--- SUPPLIED DATA Enclosed Below ---

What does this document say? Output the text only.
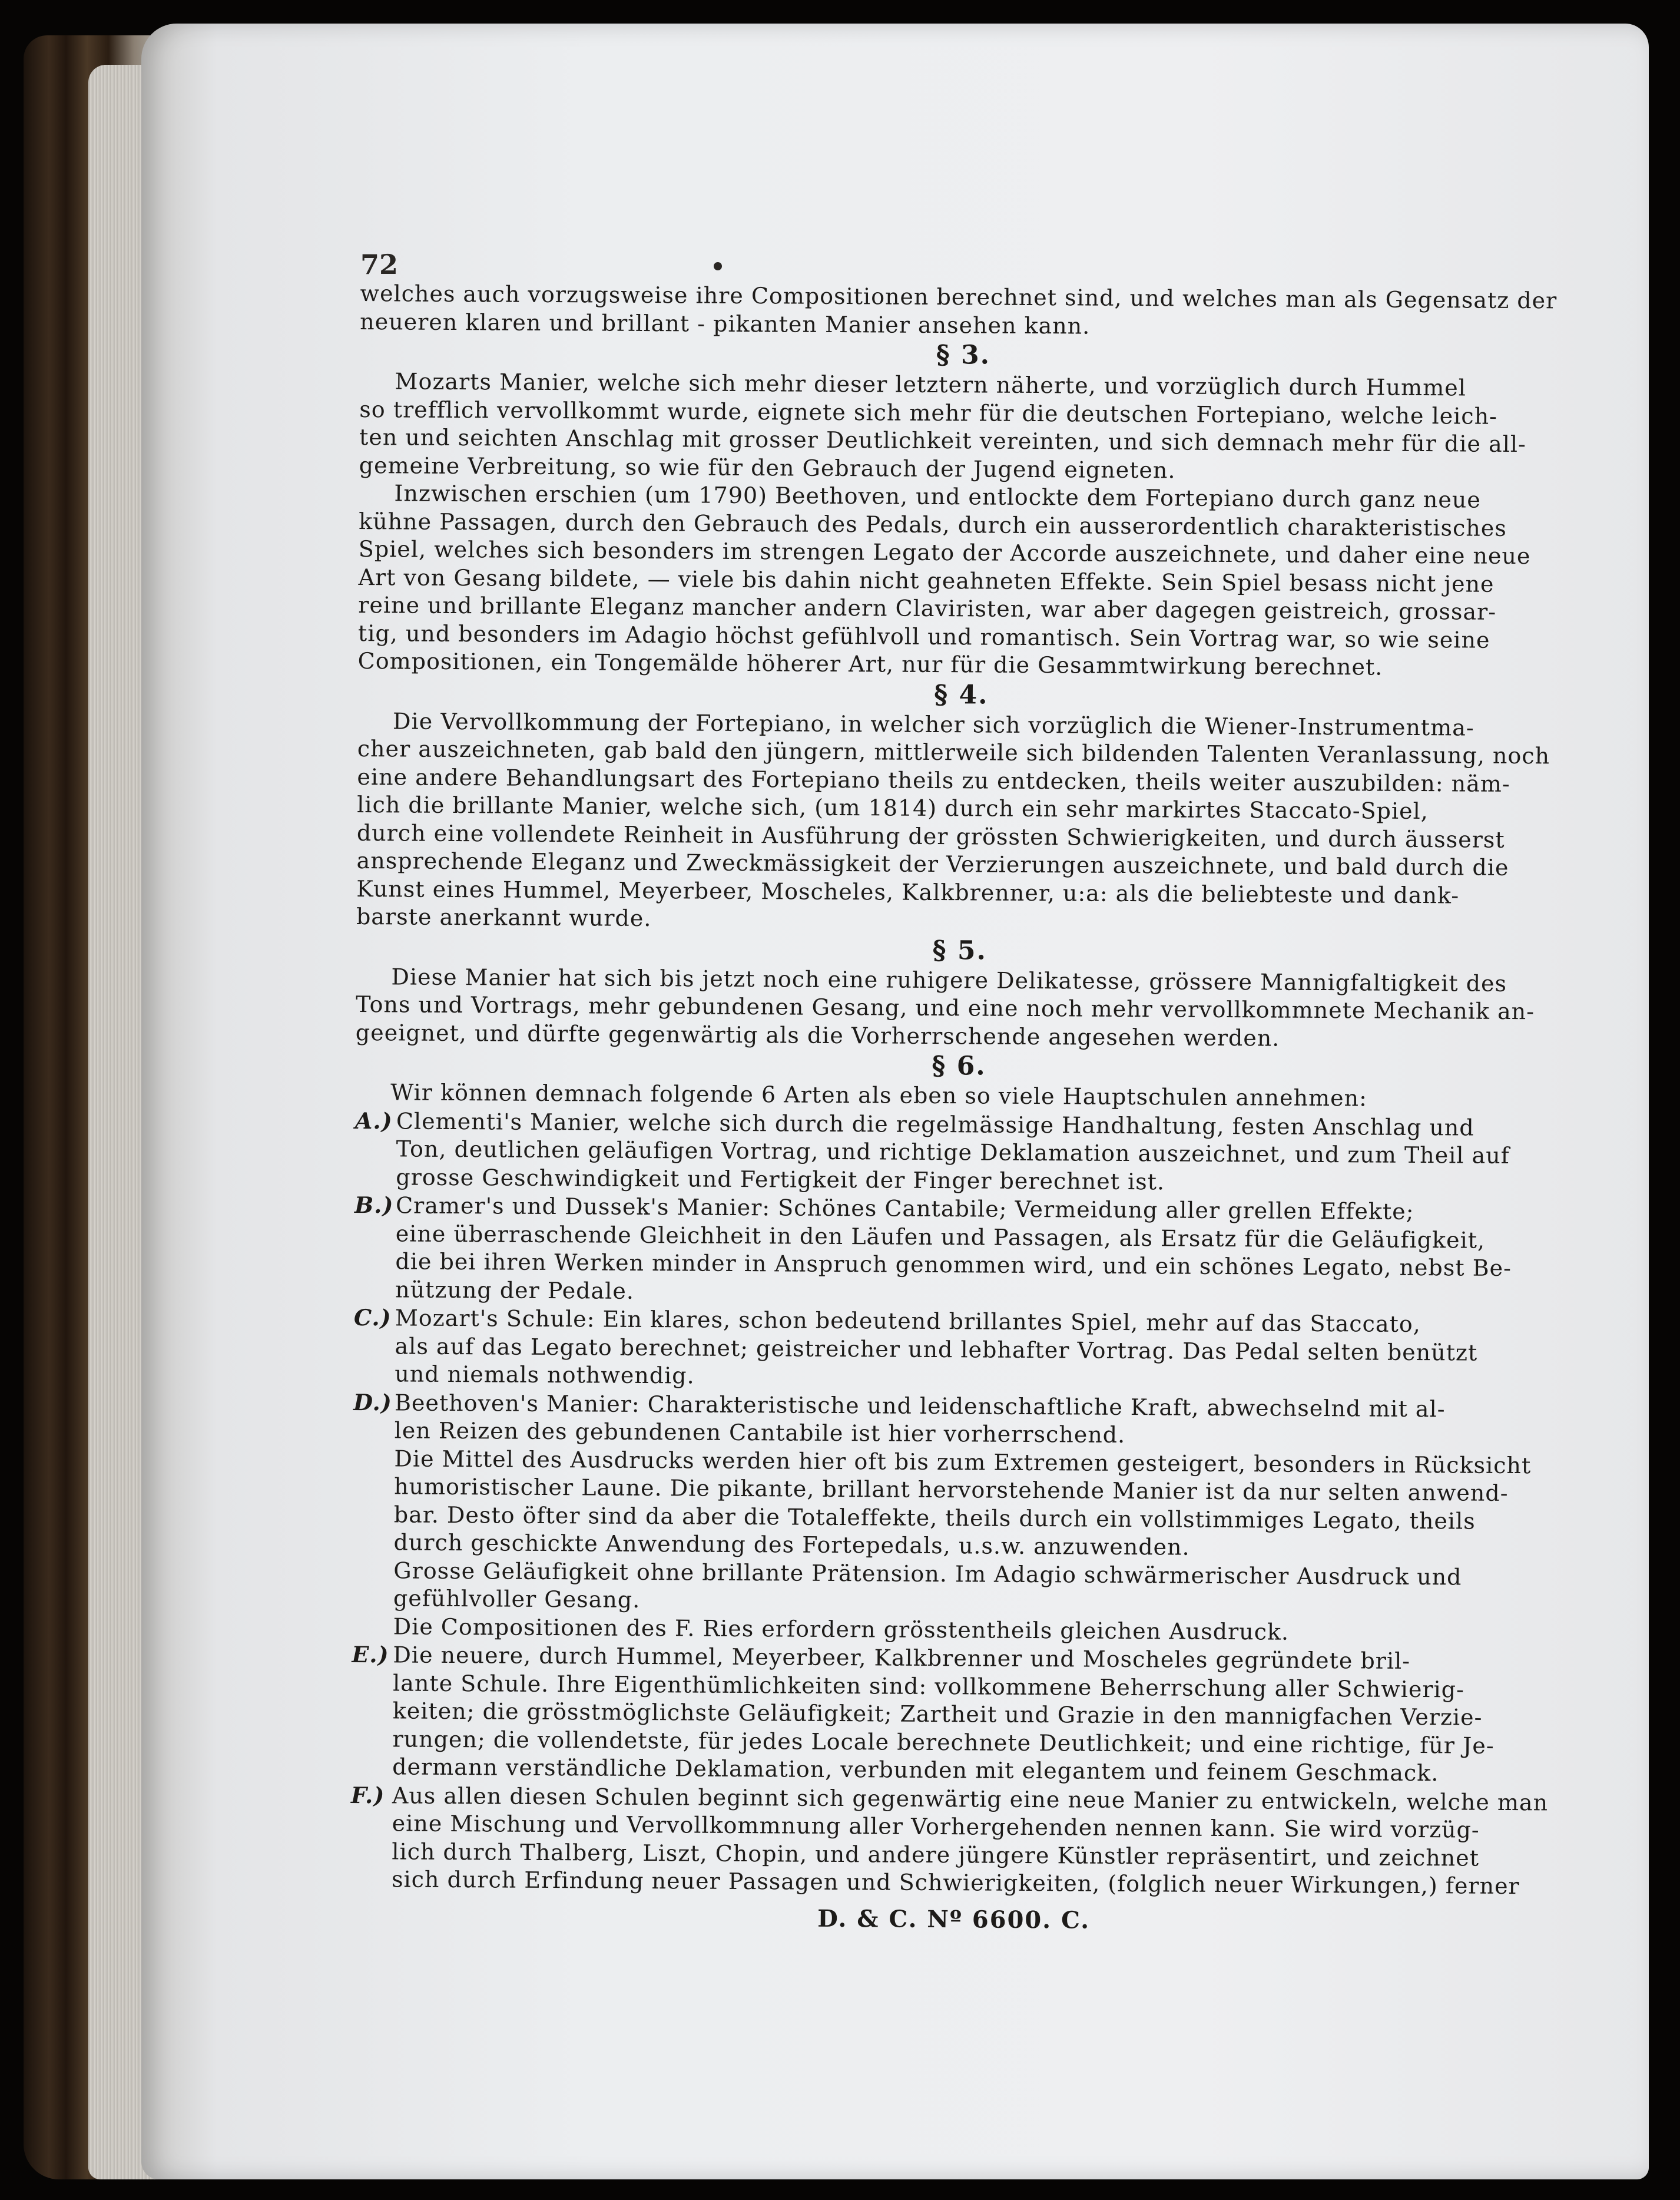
72
welches auch vorzugsweise ihre Compositionen berechnet sind, und welches man als Gegensatz der
neueren klaren und brillant - pikanten Manier ansehen kann.
§ 3.
Mozarts Manier, welche sich mehr dieser letztern näherte, und vorzüglich durch Hummel
so trefflich vervollkommt wurde, eignete sich mehr für die deutschen Fortepiano, welche leich-
ten und seichten Anschlag mit grosser Deutlichkeit vereinten, und sich demnach mehr für die all-
gemeine Verbreitung, so wie für den Gebrauch der Jugend eigneten.
Inzwischen erschien (um 1790) Beethoven, und entlockte dem Fortepiano durch ganz neue
kühne Passagen, durch den Gebrauch des Pedals, durch ein ausserordentlich charakteristisches
Spiel, welches sich besonders im strengen Legato der Accorde auszeichnete, und daher eine neue
Art von Gesang bildete, — viele bis dahin nicht geahneten Effekte. Sein Spiel besass nicht jene
reine und brillante Eleganz mancher andern Claviristen, war aber dagegen geistreich, grossar-
tig, und besonders im Adagio höchst gefühlvoll und romantisch. Sein Vortrag war, so wie seine
Compositionen, ein Tongemälde höherer Art, nur für die Gesammtwirkung berechnet.
§ 4.
Die Vervollkommung der Fortepiano, in welcher sich vorzüglich die Wiener-Instrumentma-
cher auszeichneten, gab bald den jüngern, mittlerweile sich bildenden Talenten Veranlassung, noch
eine andere Behandlungsart des Fortepiano theils zu entdecken, theils weiter auszubilden: näm-
lich die brillante Manier, welche sich, (um 1814) durch ein sehr markirtes Staccato-Spiel,
durch eine vollendete Reinheit in Ausführung der grössten Schwierigkeiten, und durch äusserst
ansprechende Eleganz und Zweckmässigkeit der Verzierungen auszeichnete, und bald durch die
Kunst eines Hummel, Meyerbeer, Moscheles, Kalkbrenner, u:a: als die beliebteste und dank-
barste anerkannt wurde.
§ 5.
Diese Manier hat sich bis jetzt noch eine ruhigere Delikatesse, grössere Mannigfaltigkeit des
Tons und Vortrags, mehr gebundenen Gesang, und eine noch mehr vervollkommnete Mechanik an-
geeignet, und dürfte gegenwärtig als die Vorherrschende angesehen werden.
§ 6.
Wir können demnach folgende 6 Arten als eben so viele Hauptschulen annehmen:
A.) Clementi's Manier, welche sich durch die regelmässige Handhaltung, festen Anschlag und
Ton, deutlichen geläufigen Vortrag, und richtige Deklamation auszeichnet, und zum Theil auf
grosse Geschwindigkeit und Fertigkeit der Finger berechnet ist.
B.)Cramer's und Dussek's Manier: Schönes Cantabile; Vermeidung aller grellen Effekte;
eine überraschende Gleichheit in den Läufen und Passagen, als Ersatz für die Geläufigkeit,
die bei ihren Werken minder in Anspruch genommen wird, und ein schönes Legato, nebst Be-
nützung der Pedale.
C.) Mozart's Schule: Ein klares, schon bedeutend brillantes Spiel, mehr auf das Staccato,
als auf das Legato berechnet; geistreicher und lebhafter Vortrag. Das Pedal selten benützt
und niemals nothwendig.
D.) Beethoven's Manier: Charakteristische und leidenschaftliche Kraft, abwechselnd mit al-
len Reizen des gebundenen Cantabile ist hier vorherrschend.
Die Mittel des Ausdrucks werden hier oft bis zum Extremen gesteigert, besonders in Rücksicht
humoristischer Laune. Die pikante, brillant hervorstehende Manier ist da nur selten anwend-
bar. Desto öfter sind da aber die Totaleffekte, theils durch ein vollstimmiges Legato, theils
durch geschickte Anwendung des Fortepedals, u.s.w. anzuwenden.
Grosse Geläufigkeit ohne brillante Prätension. Im Adagio schwärmerischer Ausdruck und
gefühlvoller Gesang.
Die Compositionen des F. Ries erfordern grösstentheils gleichen Ausdruck.
E.) Die neuere, durch Hummel, Meyerbeer, Kalkbrenner und Moscheles gegründete bril-
lante Schule. Ihre Eigenthümlichkeiten sind: vollkommene Beherrschung aller Schwierig-
keiten; die grösstmöglichste Geläufigkeit; Zartheit und Grazie in den mannigfachen Verzie-
rungen; die vollendetste, für jedes Locale berechnete Deutlichkeit; und eine richtige, für Je-
dermann verständliche Deklamation, verbunden mit elegantem und feinem Geschmack.
F.) Aus allen diesen Schulen beginnt sich gegenwärtig eine neue Manier zu entwickeln, welche man
eine Mischung und Vervollkommnung aller Vorhergehenden nennen kann. Sie wird vorzüg-
lich durch Thalberg, Liszt, Chopin, und andere jüngere Künstler repräsentirt, und zeichnet
sich durch Erfindung neuer Passagen und Schwierigkeiten, (folglich neuer Wirkungen,) ferner
D. & C. Nº 6600. C.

--- End of Enclosed SUPPLIED DATA ---

◆ **TASK REQUIREMENTS**
Wherever the word "Staccato" appears in the data, return the whole line.

◆ **ANSWER TO THE EXERCISE**
lich die brillante Manier, welche sich, (um 1814) durch ein sehr markirtes Staccato-Spiel,
C.) Mozart's Schule: Ein klares, schon bedeutend brillantes Spiel, mehr auf das Staccato,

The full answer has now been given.